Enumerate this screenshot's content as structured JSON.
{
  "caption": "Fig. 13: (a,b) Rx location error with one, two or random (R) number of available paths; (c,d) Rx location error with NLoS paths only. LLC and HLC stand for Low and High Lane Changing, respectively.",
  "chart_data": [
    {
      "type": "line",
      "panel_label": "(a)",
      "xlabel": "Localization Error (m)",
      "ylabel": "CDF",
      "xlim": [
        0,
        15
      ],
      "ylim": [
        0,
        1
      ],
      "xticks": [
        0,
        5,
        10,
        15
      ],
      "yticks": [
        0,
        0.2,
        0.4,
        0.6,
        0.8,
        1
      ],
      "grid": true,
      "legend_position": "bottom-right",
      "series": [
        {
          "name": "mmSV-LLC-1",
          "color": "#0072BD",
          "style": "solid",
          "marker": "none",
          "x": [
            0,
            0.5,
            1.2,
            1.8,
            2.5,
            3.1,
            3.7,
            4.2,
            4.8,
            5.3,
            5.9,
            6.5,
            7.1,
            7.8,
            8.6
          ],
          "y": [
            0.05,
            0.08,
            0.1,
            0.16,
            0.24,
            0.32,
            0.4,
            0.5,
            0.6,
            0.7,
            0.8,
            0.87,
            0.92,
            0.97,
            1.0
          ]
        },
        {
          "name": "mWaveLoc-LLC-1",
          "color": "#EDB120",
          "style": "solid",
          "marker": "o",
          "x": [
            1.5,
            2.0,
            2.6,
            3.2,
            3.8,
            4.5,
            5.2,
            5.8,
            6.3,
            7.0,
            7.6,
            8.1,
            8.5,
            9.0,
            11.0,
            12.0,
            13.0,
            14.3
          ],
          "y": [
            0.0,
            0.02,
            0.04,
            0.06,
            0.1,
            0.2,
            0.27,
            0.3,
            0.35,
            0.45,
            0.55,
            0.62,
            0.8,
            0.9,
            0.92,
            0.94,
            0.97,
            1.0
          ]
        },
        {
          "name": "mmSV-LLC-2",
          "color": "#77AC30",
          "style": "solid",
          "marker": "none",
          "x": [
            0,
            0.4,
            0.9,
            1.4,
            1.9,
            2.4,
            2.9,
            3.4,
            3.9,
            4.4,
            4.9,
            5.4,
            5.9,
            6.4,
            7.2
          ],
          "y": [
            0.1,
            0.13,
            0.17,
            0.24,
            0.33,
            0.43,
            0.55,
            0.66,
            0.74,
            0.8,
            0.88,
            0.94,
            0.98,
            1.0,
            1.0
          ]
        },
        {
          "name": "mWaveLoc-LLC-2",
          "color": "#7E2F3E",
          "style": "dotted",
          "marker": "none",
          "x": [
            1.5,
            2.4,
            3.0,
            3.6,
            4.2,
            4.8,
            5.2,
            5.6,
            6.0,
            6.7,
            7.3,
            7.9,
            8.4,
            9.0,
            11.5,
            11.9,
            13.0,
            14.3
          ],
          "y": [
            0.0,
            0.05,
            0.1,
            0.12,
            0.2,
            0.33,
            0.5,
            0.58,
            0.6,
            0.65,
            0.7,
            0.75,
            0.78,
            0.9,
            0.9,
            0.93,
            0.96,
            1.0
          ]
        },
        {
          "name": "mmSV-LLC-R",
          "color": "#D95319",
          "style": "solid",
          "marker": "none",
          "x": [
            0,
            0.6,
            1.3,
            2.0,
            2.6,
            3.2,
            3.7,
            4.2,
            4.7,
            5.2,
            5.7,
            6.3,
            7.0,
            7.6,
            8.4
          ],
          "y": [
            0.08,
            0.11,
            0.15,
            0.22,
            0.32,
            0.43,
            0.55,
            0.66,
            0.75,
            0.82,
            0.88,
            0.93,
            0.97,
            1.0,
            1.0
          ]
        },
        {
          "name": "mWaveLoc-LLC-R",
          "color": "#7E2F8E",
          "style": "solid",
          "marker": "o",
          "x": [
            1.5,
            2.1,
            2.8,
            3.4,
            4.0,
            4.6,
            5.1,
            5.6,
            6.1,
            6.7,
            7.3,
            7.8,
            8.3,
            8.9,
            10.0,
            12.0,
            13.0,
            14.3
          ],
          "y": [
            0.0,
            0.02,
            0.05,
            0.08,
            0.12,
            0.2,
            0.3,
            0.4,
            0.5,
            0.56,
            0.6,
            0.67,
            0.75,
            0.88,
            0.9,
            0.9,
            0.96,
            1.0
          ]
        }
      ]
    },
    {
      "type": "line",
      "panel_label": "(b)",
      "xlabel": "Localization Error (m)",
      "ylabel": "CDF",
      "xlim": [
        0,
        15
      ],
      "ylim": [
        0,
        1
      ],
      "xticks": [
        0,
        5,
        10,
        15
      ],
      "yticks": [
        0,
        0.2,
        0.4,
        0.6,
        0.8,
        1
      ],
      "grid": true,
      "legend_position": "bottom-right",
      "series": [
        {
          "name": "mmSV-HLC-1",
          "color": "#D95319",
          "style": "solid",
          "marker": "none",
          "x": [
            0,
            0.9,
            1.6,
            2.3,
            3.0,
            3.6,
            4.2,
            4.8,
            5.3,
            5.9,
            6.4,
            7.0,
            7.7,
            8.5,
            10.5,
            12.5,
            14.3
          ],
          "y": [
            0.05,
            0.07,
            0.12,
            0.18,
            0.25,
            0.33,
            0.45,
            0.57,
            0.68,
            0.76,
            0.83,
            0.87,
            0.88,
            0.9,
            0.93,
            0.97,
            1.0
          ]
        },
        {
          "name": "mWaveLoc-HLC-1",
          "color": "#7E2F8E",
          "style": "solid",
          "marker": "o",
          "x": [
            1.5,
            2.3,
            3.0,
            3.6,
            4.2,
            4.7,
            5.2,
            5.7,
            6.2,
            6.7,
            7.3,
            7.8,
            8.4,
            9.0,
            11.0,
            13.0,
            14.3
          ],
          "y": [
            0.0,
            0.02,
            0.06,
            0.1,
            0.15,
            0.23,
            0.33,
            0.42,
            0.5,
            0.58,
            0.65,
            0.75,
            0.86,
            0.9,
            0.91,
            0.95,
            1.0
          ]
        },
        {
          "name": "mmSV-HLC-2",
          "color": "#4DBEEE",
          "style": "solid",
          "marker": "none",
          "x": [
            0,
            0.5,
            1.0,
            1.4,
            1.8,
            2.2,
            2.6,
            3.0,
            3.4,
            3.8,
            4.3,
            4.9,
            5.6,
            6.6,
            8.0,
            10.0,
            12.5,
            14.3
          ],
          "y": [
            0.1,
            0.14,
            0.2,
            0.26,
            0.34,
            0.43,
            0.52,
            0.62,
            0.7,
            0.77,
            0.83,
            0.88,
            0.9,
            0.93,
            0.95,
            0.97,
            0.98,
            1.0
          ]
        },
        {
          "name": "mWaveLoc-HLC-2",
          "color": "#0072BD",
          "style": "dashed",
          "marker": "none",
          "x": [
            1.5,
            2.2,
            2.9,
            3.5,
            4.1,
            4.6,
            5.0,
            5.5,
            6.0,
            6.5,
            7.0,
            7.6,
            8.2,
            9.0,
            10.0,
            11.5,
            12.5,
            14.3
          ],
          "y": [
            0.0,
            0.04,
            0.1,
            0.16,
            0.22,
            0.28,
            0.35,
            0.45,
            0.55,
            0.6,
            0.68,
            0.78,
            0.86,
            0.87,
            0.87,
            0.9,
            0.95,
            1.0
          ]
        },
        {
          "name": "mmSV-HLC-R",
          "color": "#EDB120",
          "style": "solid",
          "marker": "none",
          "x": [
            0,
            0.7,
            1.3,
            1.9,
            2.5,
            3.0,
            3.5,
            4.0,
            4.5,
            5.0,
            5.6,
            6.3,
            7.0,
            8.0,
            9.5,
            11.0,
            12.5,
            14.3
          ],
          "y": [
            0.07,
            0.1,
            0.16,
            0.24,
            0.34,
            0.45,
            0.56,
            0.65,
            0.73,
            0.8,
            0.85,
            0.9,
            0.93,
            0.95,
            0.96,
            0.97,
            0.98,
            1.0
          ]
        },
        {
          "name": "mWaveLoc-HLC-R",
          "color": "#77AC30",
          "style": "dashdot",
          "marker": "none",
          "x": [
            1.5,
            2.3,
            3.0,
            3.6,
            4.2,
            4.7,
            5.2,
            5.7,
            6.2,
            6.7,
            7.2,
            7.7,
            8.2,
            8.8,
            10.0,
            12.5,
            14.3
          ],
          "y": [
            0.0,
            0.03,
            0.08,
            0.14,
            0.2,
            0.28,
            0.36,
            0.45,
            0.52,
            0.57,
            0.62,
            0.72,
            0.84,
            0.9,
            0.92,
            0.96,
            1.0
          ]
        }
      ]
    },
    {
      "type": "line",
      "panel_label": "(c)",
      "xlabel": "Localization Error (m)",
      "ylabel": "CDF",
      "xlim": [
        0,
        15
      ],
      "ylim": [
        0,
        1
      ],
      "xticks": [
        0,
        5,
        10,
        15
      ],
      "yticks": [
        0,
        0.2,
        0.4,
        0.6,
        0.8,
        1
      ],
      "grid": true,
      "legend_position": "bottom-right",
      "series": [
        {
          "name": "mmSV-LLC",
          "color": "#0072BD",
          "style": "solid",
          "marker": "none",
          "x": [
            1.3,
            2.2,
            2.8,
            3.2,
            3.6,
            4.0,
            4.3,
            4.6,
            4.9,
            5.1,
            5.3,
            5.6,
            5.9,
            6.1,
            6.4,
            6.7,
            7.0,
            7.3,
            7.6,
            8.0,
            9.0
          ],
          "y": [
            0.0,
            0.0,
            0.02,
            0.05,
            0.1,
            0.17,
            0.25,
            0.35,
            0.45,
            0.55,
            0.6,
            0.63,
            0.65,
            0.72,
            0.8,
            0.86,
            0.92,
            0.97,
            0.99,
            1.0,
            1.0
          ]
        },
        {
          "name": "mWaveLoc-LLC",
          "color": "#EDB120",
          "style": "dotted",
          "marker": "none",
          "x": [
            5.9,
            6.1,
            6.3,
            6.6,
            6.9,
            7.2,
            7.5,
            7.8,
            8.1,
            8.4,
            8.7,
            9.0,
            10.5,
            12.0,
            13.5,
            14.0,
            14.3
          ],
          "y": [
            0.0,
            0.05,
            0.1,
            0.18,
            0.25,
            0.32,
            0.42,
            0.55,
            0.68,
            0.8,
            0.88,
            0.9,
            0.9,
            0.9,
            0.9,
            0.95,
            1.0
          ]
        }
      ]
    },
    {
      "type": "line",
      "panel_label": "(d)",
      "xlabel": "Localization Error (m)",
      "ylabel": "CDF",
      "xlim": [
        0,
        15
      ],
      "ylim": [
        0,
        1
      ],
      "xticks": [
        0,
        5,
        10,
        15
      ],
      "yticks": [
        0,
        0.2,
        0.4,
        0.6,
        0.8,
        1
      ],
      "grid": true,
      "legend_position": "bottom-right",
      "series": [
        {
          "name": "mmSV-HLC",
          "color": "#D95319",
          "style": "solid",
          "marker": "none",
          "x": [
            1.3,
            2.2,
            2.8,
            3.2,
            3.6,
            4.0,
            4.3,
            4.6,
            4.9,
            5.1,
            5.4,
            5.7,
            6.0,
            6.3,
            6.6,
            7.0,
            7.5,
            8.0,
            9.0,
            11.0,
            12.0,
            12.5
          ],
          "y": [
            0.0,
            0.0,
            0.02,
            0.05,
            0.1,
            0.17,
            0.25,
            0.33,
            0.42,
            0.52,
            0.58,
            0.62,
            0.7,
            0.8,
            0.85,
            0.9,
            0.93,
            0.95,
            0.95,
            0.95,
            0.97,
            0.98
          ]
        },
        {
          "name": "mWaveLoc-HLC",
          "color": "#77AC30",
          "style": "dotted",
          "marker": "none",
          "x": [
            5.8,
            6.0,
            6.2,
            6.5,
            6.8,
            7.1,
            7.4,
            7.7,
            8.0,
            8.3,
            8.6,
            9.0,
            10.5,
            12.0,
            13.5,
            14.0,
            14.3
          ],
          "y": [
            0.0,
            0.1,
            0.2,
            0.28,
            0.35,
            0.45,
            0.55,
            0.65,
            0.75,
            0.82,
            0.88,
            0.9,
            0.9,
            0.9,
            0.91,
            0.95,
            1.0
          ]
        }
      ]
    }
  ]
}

= = =

Out of the material above, gather each line where "mWaveLoc" appears.

CORRECT ANSWER
          "name": "mWaveLoc-LLC-1",
          "name": "mWaveLoc-LLC-2",
          "name": "mWaveLoc-LLC-R",
          "name": "mWaveLoc-HLC-1",
          "name": "mWaveLoc-HLC-2",
          "name": "mWaveLoc-HLC-R",
          "name": "mWaveLoc-LLC",
          "name": "mWaveLoc-HLC",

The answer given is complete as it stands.